*Extracted records:*
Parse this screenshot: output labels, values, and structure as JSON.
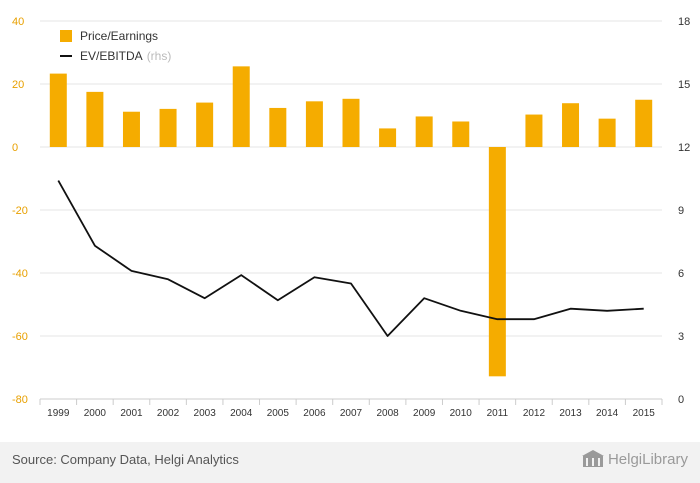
{
  "chart_data": {
    "type": "bar",
    "categories": [
      "1999",
      "2000",
      "2001",
      "2002",
      "2003",
      "2004",
      "2005",
      "2006",
      "2007",
      "2008",
      "2009",
      "2010",
      "2011",
      "2012",
      "2013",
      "2014",
      "2015"
    ],
    "series": [
      {
        "name": "Price/Earnings",
        "type": "bar",
        "axis": "left",
        "values": [
          23.3,
          17.5,
          11.2,
          12.1,
          14.1,
          25.6,
          12.4,
          14.5,
          15.3,
          5.9,
          9.7,
          8.1,
          -72.8,
          10.3,
          13.9,
          9.0,
          15.0
        ]
      },
      {
        "name": "EV/EBITDA",
        "type": "line",
        "axis": "right",
        "values": [
          10.4,
          7.3,
          6.1,
          5.7,
          4.8,
          5.9,
          4.7,
          5.8,
          5.5,
          3.0,
          4.8,
          4.2,
          3.8,
          3.8,
          4.3,
          4.2,
          4.3
        ]
      }
    ],
    "left_axis": {
      "min": -80,
      "max": 40,
      "ticks": [
        "40",
        "20",
        "0",
        "-20",
        "-40",
        "-60",
        "-80"
      ]
    },
    "right_axis": {
      "min": 0,
      "max": 18,
      "ticks": [
        "18",
        "15",
        "12",
        "9",
        "6",
        "3",
        "0"
      ]
    },
    "grid": true,
    "legend_placement": "top-left"
  },
  "legend": {
    "pe_label": "Price/Earnings",
    "ev_label": "EV/EBITDA",
    "rhs_note": "(rhs)"
  },
  "footer": {
    "source": "Source: Company Data, Helgi Analytics",
    "brand": "HelgiLibrary"
  },
  "colors": {
    "bar": "#f5ac00",
    "line": "#111111",
    "left_axis_text": "#e8a000",
    "right_axis_text": "#333333",
    "grid": "#e6e6e6"
  },
  "icons": {
    "brand_logo": "building-icon"
  }
}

*Given instruction:*
Transcribe the listing in full. Omit the pictures and keep every line exact.

*Full response:*
Parse this screenshot: output labels, values, and structure as JSON.
{
  "chart_data": {
    "type": "bar",
    "categories": [
      "1999",
      "2000",
      "2001",
      "2002",
      "2003",
      "2004",
      "2005",
      "2006",
      "2007",
      "2008",
      "2009",
      "2010",
      "2011",
      "2012",
      "2013",
      "2014",
      "2015"
    ],
    "series": [
      {
        "name": "Price/Earnings",
        "type": "bar",
        "axis": "left",
        "values": [
          23.3,
          17.5,
          11.2,
          12.1,
          14.1,
          25.6,
          12.4,
          14.5,
          15.3,
          5.9,
          9.7,
          8.1,
          -72.8,
          10.3,
          13.9,
          9.0,
          15.0
        ]
      },
      {
        "name": "EV/EBITDA",
        "type": "line",
        "axis": "right",
        "values": [
          10.4,
          7.3,
          6.1,
          5.7,
          4.8,
          5.9,
          4.7,
          5.8,
          5.5,
          3.0,
          4.8,
          4.2,
          3.8,
          3.8,
          4.3,
          4.2,
          4.3
        ]
      }
    ],
    "left_axis": {
      "min": -80,
      "max": 40,
      "ticks": [
        "40",
        "20",
        "0",
        "-20",
        "-40",
        "-60",
        "-80"
      ]
    },
    "right_axis": {
      "min": 0,
      "max": 18,
      "ticks": [
        "18",
        "15",
        "12",
        "9",
        "6",
        "3",
        "0"
      ]
    },
    "grid": true,
    "legend_placement": "top-left"
  },
  "legend": {
    "pe_label": "Price/Earnings",
    "ev_label": "EV/EBITDA",
    "rhs_note": "(rhs)"
  },
  "footer": {
    "source": "Source: Company Data, Helgi Analytics",
    "brand": "HelgiLibrary"
  },
  "colors": {
    "bar": "#f5ac00",
    "line": "#111111",
    "left_axis_text": "#e8a000",
    "right_axis_text": "#333333",
    "grid": "#e6e6e6"
  },
  "icons": {
    "brand_logo": "building-icon"
  }
}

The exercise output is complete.